RECORDS SHOWN →
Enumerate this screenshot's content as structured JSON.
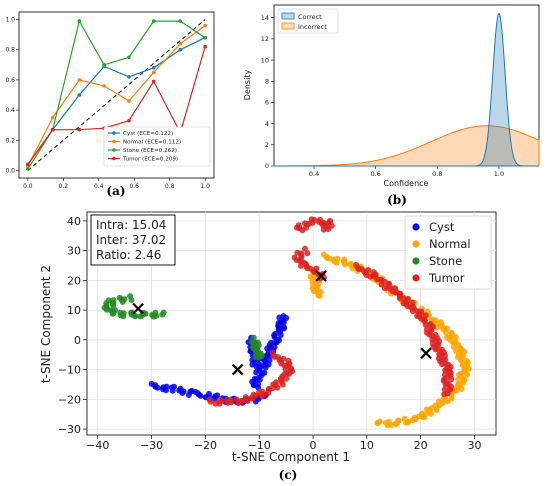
{
  "chart_data": [
    {
      "type": "line",
      "panel_label": "(a)",
      "x": [
        0.0,
        0.14,
        0.29,
        0.43,
        0.57,
        0.71,
        0.86,
        1.0
      ],
      "series": [
        {
          "name": "Cyst (ECE=0.122)",
          "color": "#1f77b4",
          "values": [
            0.04,
            0.27,
            0.5,
            0.69,
            0.62,
            0.68,
            0.8,
            0.88
          ]
        },
        {
          "name": "Normal (ECE=0.112)",
          "color": "#ff7f0e",
          "values": [
            0.03,
            0.35,
            0.6,
            0.56,
            0.46,
            0.65,
            0.84,
            0.96
          ]
        },
        {
          "name": "Stone (ECE=0.262)",
          "color": "#2ca02c",
          "values": [
            0.01,
            0.27,
            0.99,
            0.7,
            0.75,
            0.99,
            0.99,
            0.88
          ]
        },
        {
          "name": "Tumor (ECE=0.209)",
          "color": "#d62728",
          "values": [
            0.04,
            0.27,
            0.27,
            0.28,
            0.33,
            0.59,
            0.25,
            0.82
          ]
        }
      ],
      "diagonal": [
        [
          0,
          0
        ],
        [
          1,
          1
        ]
      ],
      "xlim": [
        -0.05,
        1.05
      ],
      "ylim": [
        -0.05,
        1.05
      ],
      "xticks": [
        "0.0",
        "0.2",
        "0.4",
        "0.6",
        "0.8",
        "1.0"
      ],
      "yticks": [
        "0.0",
        "0.2",
        "0.4",
        "0.6",
        "0.8",
        "1.0"
      ],
      "legend_loc": "lower-right"
    },
    {
      "type": "area",
      "panel_label": "(b)",
      "xlabel": "Confidence",
      "ylabel": "Density",
      "xlim": [
        0.27,
        1.13
      ],
      "ylim": [
        0,
        15.2
      ],
      "xticks": [
        "0.4",
        "0.6",
        "0.8",
        "1.0"
      ],
      "yticks": [
        "0",
        "2",
        "4",
        "6",
        "8",
        "10",
        "12",
        "14"
      ],
      "legend_loc": "top-left",
      "series": [
        {
          "name": "Correct",
          "color": "#1f77b4",
          "peak": 1.0,
          "peak_density": 14.4,
          "spread": 0.02
        },
        {
          "name": "Incorrect",
          "color": "#ff7f0e",
          "peak": 0.96,
          "peak_density": 3.8,
          "spread": 0.18
        }
      ]
    },
    {
      "type": "scatter",
      "panel_label": "(c)",
      "xlabel": "t-SNE Component 1",
      "ylabel": "t-SNE Component 2",
      "xlim": [
        -42,
        34
      ],
      "ylim": [
        -32,
        43
      ],
      "xticks": [
        "−40",
        "−30",
        "−20",
        "−10",
        "0",
        "10",
        "20",
        "30"
      ],
      "yticks": [
        "−30",
        "−20",
        "−10",
        "0",
        "10",
        "20",
        "30",
        "40"
      ],
      "legend_loc": "top-right",
      "stats_box": [
        "Intra: 15.04",
        "Inter: 37.02",
        "Ratio: 2.46"
      ],
      "centroids": [
        [
          -32.5,
          10.5
        ],
        [
          -14,
          -10
        ],
        [
          1.5,
          21.5
        ],
        [
          21,
          -4.5
        ]
      ],
      "series": [
        {
          "name": "Cyst",
          "color": "#0000ee",
          "paths": [
            [
              [
                -30,
                -15.5
              ],
              [
                -26,
                -16.5
              ],
              [
                -22,
                -18
              ],
              [
                -18,
                -19.5
              ],
              [
                -15,
                -20.5
              ],
              [
                -12,
                -20.5
              ],
              [
                -9,
                -19
              ]
            ],
            [
              [
                -11,
                -16
              ],
              [
                -10,
                -12
              ],
              [
                -9,
                -8
              ],
              [
                -8,
                -4
              ],
              [
                -7,
                0
              ],
              [
                -6,
                4
              ],
              [
                -5.5,
                8
              ]
            ],
            [
              [
                -11.5,
                0
              ],
              [
                -11,
                -4
              ],
              [
                -10.5,
                -9
              ]
            ]
          ]
        },
        {
          "name": "Normal",
          "color": "#ffa500",
          "paths": [
            [
              [
                2,
                28
              ],
              [
                6,
                26
              ],
              [
                10,
                23
              ],
              [
                13,
                19
              ],
              [
                16,
                15
              ],
              [
                19,
                11
              ],
              [
                22,
                7
              ],
              [
                25,
                3
              ],
              [
                27,
                -3
              ],
              [
                28.5,
                -9
              ],
              [
                27,
                -16
              ],
              [
                24,
                -21
              ],
              [
                20,
                -26
              ],
              [
                16,
                -28
              ],
              [
                12,
                -28
              ]
            ],
            [
              [
                0,
                22
              ],
              [
                1,
                15
              ]
            ]
          ]
        },
        {
          "name": "Stone",
          "color": "#228b22",
          "paths": [
            [
              [
                -34,
                14
              ],
              [
                -37,
                13
              ],
              [
                -38.5,
                11
              ],
              [
                -37,
                9
              ],
              [
                -34,
                8.5
              ],
              [
                -31,
                8.5
              ],
              [
                -28,
                8.5
              ]
            ],
            [
              [
                -11,
                0
              ],
              [
                -10.5,
                -3
              ],
              [
                -10,
                -6
              ]
            ]
          ]
        },
        {
          "name": "Tumor",
          "color": "#dd2222",
          "paths": [
            [
              [
                -3,
                37
              ],
              [
                0,
                40
              ],
              [
                3,
                39.5
              ],
              [
                2,
                37
              ]
            ],
            [
              [
                -1.5,
                30
              ],
              [
                -3,
                27.5
              ],
              [
                -1.5,
                25
              ],
              [
                0.5,
                23
              ],
              [
                2,
                21
              ]
            ],
            [
              [
                -7.5,
                -5
              ],
              [
                -4,
                -9
              ],
              [
                -6,
                -14
              ],
              [
                -9,
                -18
              ],
              [
                -14,
                -20.8
              ],
              [
                -19,
                -20.8
              ]
            ],
            [
              [
                8,
                24.5
              ],
              [
                12,
                21
              ],
              [
                16,
                15
              ],
              [
                21,
                6.5
              ],
              [
                25,
                -10
              ],
              [
                25,
                -18
              ]
            ]
          ]
        }
      ]
    }
  ]
}
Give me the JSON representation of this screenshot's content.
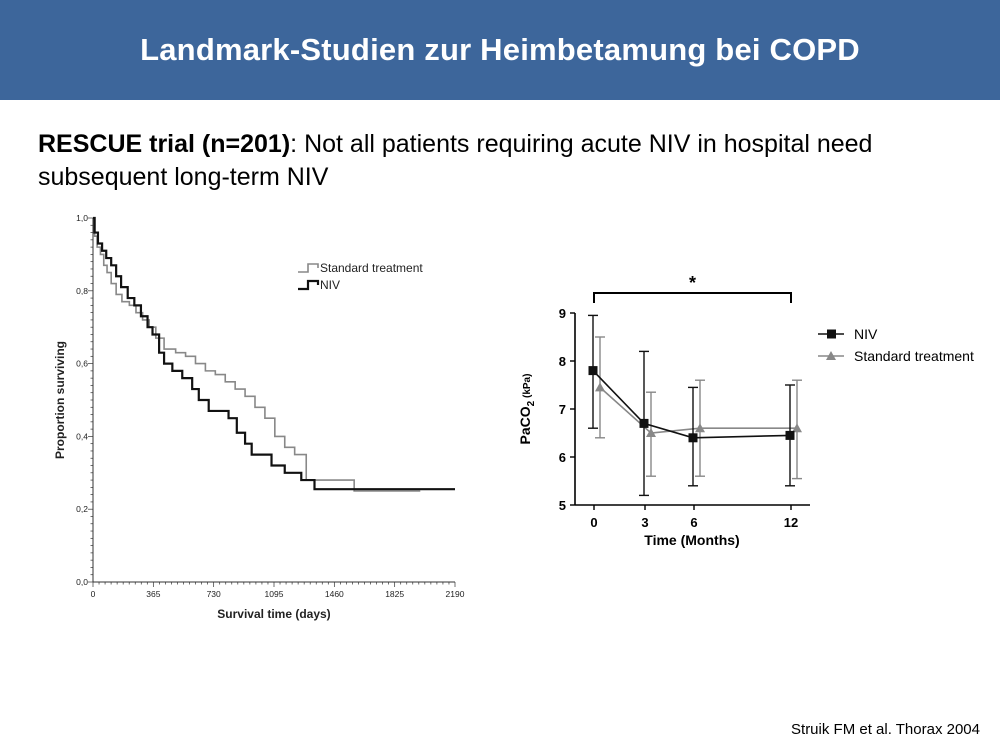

WHAT YOU WILL DO →
For every line in the listing above that contains "screenshot", copy that line.

OUTPUT BELOW →
Enumerate this screenshot's content as structured JSON.
Give me the JSON representation of this screenshot's content.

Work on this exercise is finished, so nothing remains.